- WRITTEN REQUEST
Tally the lines in the listing below that contain "name" and report the tally alone.

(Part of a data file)
━━━━━━━━━━━━━━━━

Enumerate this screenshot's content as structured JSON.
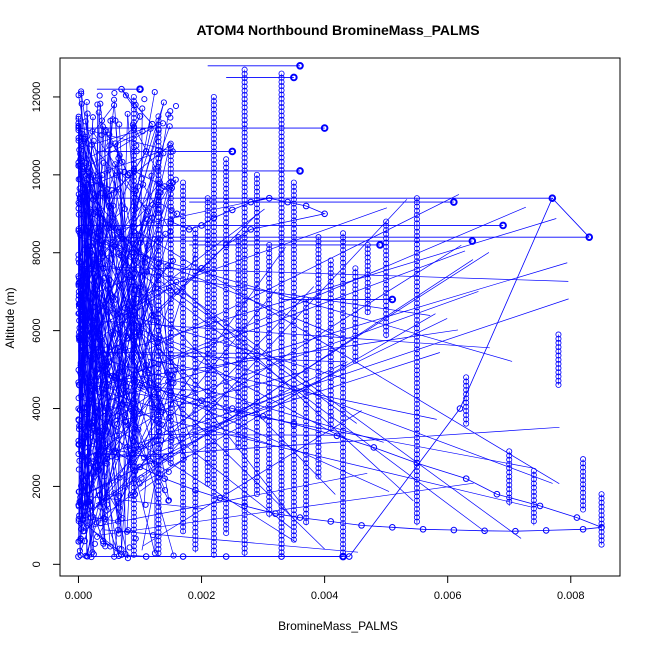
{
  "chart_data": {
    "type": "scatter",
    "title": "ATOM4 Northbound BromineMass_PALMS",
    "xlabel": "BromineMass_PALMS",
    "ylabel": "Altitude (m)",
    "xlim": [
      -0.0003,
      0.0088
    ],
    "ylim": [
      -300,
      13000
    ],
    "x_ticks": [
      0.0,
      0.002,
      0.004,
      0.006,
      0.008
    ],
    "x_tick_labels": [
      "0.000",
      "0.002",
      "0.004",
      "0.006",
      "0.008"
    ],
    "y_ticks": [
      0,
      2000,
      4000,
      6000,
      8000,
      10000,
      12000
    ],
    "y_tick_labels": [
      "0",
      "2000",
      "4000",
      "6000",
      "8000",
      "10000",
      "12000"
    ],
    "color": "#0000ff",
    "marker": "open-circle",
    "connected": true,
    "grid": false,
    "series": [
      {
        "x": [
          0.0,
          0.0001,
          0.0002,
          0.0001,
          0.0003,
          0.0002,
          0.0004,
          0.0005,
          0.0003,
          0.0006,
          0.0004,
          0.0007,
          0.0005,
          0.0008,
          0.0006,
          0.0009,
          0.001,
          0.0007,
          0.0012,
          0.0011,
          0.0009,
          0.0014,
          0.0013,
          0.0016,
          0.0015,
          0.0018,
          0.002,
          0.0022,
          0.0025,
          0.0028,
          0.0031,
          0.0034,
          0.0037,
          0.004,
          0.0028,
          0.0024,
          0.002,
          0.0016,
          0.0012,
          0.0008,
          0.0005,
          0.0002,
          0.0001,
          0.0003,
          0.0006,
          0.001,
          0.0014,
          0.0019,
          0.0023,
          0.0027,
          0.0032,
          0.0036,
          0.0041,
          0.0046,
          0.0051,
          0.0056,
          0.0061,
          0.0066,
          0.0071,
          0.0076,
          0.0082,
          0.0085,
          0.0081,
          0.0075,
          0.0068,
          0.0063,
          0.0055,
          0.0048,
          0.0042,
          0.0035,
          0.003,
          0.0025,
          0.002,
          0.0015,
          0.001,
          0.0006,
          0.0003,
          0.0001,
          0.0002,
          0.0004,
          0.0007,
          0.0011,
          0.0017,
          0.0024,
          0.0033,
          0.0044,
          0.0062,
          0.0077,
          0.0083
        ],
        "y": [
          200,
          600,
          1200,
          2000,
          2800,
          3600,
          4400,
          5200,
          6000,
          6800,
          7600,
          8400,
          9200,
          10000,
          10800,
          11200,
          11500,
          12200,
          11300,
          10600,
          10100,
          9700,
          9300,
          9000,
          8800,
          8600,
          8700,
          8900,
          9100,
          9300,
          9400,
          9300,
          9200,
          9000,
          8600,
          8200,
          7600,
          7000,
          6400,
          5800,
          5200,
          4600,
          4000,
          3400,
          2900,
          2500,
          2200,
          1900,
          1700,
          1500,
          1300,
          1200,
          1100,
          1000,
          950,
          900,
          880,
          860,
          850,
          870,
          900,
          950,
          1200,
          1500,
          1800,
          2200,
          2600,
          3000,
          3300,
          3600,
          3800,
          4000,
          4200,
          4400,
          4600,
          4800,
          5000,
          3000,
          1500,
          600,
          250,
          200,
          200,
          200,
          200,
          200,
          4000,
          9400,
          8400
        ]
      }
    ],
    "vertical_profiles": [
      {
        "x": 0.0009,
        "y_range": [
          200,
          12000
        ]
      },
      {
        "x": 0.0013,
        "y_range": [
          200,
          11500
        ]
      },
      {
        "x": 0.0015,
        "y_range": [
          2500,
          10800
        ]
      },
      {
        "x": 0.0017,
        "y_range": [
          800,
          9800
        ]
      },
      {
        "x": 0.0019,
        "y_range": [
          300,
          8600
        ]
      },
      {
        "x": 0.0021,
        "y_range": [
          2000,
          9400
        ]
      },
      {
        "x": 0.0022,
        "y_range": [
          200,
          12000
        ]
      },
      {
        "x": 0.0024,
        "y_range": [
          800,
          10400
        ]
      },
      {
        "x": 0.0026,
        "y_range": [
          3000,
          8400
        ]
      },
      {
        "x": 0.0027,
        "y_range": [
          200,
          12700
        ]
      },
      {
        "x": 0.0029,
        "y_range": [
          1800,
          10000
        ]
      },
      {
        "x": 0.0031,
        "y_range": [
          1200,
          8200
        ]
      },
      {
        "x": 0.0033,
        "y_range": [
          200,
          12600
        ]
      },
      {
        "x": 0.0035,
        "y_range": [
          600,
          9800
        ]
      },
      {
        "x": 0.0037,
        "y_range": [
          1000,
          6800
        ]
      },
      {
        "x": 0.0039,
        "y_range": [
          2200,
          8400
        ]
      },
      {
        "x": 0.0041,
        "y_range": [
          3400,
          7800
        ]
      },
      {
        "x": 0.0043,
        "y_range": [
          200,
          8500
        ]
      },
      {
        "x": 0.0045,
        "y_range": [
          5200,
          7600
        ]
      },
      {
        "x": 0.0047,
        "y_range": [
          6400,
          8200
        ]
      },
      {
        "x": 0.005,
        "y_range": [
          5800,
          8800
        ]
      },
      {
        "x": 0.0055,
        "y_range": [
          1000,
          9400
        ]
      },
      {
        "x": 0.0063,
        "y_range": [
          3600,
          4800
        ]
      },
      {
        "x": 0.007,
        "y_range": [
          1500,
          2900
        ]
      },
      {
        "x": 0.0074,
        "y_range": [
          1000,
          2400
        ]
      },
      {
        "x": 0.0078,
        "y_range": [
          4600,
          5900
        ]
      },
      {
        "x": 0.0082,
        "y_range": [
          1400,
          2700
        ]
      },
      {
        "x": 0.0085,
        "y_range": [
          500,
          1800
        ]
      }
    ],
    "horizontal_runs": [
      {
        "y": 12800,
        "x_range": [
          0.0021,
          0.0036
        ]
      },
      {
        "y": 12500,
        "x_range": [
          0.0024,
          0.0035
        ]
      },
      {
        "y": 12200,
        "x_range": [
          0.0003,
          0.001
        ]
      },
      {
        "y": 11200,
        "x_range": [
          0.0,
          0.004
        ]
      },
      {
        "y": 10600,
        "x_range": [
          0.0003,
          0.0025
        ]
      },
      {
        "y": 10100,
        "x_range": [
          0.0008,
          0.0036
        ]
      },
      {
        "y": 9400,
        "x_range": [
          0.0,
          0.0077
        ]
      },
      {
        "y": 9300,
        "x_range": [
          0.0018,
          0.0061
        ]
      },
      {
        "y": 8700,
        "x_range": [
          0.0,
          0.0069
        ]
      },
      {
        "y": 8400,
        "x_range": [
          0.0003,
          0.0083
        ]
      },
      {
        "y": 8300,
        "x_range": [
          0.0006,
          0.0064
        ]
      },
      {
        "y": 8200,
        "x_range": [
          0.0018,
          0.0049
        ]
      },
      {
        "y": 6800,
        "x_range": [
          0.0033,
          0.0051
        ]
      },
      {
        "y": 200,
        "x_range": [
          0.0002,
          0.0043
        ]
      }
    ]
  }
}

━━━━━━━━━━━━━━━━

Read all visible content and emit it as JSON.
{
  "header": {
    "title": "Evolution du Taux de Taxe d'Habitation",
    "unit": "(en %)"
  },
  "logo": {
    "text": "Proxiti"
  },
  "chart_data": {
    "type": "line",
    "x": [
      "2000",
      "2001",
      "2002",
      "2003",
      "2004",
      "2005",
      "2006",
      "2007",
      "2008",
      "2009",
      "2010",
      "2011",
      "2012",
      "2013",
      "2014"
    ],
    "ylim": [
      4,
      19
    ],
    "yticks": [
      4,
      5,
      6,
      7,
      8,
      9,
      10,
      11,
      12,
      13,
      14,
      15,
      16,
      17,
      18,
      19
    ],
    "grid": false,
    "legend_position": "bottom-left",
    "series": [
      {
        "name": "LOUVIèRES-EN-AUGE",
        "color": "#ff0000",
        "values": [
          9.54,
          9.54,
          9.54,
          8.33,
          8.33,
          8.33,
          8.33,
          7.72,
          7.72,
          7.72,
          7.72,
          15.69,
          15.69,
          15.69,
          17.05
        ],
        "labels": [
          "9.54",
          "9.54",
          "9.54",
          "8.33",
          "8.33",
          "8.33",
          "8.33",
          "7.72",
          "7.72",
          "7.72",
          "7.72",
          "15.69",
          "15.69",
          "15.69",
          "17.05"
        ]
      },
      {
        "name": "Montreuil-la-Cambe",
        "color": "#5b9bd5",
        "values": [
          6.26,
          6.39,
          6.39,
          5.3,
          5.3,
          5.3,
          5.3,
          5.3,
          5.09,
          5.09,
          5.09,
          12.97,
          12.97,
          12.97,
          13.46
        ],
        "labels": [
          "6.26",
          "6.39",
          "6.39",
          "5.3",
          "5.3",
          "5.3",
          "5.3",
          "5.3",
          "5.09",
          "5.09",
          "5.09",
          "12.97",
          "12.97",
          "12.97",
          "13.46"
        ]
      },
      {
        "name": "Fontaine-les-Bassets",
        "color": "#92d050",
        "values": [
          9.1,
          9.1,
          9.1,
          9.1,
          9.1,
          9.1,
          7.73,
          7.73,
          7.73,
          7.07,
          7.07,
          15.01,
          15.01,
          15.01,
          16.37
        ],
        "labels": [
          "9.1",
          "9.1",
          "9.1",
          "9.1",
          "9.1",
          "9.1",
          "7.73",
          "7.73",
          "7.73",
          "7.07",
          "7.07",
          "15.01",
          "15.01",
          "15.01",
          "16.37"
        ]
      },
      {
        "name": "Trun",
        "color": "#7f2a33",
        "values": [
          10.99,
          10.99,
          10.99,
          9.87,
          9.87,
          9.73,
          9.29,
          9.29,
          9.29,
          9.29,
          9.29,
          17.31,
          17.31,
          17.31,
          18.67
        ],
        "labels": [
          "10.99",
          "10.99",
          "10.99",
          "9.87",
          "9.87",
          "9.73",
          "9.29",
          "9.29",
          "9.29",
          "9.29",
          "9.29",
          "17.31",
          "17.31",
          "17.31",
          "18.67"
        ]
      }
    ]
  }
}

━━━━━━━━━━━━━━━━

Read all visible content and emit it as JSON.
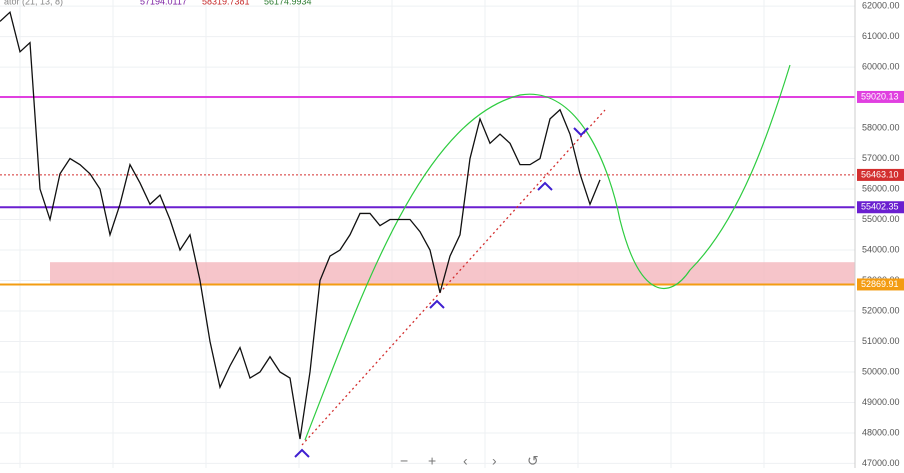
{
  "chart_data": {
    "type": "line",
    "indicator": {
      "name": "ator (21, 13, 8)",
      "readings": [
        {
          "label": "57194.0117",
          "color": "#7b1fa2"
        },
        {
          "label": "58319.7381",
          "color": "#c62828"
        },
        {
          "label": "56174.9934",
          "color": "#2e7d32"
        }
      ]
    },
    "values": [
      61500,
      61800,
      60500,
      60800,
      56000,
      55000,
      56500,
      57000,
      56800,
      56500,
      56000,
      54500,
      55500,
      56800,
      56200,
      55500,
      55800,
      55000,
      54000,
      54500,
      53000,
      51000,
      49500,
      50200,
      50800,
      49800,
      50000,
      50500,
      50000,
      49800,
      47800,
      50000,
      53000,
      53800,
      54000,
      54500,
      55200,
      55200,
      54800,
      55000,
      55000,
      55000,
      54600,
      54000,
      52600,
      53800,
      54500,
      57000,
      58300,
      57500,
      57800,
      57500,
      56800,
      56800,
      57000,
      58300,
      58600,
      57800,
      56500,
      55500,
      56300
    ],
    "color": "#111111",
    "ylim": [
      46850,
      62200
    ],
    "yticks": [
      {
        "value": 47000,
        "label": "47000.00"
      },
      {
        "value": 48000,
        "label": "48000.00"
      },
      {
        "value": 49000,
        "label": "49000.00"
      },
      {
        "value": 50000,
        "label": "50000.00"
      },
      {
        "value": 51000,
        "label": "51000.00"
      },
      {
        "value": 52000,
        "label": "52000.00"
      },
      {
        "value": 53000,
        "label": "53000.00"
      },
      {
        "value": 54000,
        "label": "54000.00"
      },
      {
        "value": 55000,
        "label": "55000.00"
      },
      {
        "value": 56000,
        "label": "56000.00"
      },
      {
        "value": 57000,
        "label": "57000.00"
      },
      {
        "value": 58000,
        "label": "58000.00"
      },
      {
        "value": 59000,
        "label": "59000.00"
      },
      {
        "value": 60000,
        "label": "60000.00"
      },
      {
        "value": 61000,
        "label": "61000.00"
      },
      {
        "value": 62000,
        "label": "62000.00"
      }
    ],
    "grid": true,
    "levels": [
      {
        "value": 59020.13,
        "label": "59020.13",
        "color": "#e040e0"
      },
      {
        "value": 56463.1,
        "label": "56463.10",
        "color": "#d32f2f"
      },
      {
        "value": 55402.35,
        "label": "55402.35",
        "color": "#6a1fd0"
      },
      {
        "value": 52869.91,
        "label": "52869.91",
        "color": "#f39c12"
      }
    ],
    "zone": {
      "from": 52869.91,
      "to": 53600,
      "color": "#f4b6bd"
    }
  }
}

━━━━━━━━━━━━━━━━

- EXERCISE RESULT
5